### INSTRUCTIONS FOR THE TASK:
Within the listing below, locate all lines containing the word "réouverture". Copy each one.
BEGIN DATA SUPPLIED
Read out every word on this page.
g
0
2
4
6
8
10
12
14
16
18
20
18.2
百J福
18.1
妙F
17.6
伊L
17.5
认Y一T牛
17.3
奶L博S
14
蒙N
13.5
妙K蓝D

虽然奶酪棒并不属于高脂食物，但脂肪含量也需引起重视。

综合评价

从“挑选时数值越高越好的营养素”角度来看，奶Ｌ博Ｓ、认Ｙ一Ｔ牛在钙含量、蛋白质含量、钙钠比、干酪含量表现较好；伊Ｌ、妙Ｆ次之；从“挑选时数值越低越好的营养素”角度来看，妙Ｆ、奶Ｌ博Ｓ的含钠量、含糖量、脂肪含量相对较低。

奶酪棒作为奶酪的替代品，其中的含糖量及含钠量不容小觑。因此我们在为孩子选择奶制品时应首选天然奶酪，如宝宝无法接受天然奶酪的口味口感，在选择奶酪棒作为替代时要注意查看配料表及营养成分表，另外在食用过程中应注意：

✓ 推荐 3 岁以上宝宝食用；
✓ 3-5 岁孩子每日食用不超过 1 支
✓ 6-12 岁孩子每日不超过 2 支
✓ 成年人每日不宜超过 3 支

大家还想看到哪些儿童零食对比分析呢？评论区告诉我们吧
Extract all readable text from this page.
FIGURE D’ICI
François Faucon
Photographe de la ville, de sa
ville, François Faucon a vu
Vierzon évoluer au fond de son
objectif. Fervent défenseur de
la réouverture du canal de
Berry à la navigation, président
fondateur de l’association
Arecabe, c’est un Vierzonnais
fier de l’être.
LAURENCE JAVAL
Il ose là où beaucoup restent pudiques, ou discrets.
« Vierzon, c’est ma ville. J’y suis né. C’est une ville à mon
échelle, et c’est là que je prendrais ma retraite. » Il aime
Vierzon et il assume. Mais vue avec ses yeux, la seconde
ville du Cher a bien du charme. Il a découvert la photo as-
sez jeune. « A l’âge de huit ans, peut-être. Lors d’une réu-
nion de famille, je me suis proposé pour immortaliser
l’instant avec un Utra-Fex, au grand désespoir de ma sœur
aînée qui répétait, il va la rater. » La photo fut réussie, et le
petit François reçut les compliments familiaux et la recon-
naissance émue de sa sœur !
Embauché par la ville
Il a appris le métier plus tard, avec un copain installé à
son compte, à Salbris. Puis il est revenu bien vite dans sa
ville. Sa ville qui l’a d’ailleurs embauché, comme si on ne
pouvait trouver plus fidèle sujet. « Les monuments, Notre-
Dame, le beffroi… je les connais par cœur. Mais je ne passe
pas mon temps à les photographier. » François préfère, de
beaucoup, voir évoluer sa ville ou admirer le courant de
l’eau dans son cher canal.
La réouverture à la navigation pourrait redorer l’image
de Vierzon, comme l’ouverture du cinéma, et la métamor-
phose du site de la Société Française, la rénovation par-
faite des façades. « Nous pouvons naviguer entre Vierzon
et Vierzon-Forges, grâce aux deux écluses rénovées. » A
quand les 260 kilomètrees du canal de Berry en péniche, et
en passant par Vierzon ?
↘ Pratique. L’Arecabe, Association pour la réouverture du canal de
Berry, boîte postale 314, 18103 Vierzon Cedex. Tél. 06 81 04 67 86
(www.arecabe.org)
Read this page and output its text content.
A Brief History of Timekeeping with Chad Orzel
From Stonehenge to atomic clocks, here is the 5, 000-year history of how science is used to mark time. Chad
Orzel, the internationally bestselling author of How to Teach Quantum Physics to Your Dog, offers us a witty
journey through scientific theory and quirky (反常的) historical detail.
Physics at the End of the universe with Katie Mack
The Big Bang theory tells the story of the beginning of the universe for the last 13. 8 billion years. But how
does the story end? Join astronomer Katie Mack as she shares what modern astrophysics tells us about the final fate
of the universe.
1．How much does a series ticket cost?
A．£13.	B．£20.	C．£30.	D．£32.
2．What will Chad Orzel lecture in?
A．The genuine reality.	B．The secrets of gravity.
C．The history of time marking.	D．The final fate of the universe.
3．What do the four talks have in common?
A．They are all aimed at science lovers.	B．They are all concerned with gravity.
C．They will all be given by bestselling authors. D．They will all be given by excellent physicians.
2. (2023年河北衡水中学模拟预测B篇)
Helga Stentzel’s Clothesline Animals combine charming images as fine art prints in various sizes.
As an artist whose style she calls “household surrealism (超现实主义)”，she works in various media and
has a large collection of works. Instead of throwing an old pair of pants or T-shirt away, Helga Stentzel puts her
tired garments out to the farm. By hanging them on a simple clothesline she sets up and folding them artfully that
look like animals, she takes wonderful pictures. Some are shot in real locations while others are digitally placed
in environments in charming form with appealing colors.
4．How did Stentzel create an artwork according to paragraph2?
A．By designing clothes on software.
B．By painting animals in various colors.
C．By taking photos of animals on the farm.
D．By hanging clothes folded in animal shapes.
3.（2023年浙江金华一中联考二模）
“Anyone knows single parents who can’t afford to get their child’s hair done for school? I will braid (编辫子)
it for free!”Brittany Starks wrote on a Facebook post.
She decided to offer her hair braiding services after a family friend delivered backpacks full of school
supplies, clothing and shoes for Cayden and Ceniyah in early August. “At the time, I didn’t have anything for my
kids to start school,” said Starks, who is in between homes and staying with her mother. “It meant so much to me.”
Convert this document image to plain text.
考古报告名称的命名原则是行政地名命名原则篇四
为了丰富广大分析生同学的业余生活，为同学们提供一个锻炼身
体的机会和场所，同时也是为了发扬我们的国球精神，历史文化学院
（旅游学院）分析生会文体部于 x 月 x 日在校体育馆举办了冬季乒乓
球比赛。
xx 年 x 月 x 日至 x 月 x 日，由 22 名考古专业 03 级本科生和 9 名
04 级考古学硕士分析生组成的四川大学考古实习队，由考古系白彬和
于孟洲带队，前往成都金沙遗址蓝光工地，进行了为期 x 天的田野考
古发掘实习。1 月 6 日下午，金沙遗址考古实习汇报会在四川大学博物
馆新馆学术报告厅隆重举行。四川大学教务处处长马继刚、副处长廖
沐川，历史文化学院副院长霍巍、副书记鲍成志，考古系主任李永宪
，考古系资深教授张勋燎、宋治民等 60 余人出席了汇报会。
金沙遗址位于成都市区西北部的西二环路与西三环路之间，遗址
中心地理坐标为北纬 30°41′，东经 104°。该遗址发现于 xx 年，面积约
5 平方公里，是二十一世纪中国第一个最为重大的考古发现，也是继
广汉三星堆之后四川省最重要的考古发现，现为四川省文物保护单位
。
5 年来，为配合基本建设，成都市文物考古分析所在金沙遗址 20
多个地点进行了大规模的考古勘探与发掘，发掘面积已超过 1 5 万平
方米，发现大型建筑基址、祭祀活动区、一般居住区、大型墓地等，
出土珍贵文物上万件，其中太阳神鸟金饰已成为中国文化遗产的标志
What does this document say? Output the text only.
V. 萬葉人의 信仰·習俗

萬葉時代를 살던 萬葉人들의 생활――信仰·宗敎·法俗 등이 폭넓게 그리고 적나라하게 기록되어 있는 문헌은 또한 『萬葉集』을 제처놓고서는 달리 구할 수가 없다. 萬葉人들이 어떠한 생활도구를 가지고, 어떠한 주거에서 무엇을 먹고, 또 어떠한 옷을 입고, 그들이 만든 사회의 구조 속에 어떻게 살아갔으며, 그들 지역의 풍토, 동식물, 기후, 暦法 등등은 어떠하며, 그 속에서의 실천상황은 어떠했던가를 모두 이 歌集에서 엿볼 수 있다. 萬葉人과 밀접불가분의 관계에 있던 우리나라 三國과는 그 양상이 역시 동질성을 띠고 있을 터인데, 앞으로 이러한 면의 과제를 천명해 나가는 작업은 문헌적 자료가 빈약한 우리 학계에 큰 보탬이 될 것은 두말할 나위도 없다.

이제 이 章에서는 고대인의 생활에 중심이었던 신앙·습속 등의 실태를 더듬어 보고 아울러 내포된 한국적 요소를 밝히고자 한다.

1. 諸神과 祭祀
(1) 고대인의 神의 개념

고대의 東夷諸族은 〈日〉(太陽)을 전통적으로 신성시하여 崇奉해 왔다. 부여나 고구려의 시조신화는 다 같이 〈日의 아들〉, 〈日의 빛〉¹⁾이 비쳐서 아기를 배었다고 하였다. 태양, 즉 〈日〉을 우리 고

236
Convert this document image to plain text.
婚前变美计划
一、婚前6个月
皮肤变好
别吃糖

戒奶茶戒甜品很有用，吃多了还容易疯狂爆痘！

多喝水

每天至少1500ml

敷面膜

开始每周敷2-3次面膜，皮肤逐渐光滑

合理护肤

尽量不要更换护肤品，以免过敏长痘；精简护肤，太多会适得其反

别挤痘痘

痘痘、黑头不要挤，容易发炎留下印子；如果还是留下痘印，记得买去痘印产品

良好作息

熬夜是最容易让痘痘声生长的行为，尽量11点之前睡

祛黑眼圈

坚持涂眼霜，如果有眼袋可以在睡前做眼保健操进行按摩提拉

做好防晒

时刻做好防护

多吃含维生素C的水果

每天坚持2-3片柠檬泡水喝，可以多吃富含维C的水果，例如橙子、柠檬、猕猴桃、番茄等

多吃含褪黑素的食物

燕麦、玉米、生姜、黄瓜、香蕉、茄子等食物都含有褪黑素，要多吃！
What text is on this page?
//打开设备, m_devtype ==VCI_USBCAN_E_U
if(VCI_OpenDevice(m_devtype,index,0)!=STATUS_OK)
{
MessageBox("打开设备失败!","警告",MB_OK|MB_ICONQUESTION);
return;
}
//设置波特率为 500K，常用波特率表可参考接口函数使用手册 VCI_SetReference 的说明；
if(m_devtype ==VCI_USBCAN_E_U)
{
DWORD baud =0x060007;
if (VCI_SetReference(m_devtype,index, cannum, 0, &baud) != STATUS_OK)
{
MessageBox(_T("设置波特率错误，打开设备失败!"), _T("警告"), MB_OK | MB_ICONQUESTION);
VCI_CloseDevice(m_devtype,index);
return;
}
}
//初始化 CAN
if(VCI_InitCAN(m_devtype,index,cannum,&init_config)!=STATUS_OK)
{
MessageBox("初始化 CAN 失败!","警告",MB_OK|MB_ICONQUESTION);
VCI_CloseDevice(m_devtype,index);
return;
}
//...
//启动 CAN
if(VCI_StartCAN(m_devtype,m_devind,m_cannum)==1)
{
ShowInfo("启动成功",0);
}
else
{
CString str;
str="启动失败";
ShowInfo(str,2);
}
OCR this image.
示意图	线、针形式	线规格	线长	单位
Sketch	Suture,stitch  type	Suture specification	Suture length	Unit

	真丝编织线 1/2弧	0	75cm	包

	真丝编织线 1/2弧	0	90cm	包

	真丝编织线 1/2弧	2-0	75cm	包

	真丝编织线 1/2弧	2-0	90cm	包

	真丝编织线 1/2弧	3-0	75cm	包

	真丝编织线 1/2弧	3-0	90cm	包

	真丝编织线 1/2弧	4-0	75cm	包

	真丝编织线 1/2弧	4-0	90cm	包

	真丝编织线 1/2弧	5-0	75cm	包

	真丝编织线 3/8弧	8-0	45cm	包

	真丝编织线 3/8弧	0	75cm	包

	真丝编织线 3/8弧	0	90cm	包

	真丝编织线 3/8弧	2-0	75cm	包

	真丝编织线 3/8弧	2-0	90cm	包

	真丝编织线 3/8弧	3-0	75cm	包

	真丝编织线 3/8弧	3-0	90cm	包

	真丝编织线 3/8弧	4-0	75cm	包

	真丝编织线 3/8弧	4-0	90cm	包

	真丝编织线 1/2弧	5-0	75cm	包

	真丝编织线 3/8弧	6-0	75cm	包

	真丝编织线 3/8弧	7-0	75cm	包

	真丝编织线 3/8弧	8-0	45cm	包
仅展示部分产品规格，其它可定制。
END DATA SUPPLIED
### SOLUTION TO THIS PROBLEM:
la réouverture du canal de
La réouverture à la navigation pourrait redorer l’image
↘ Pratique. L’Arecabe, Association pour la réouverture du canal de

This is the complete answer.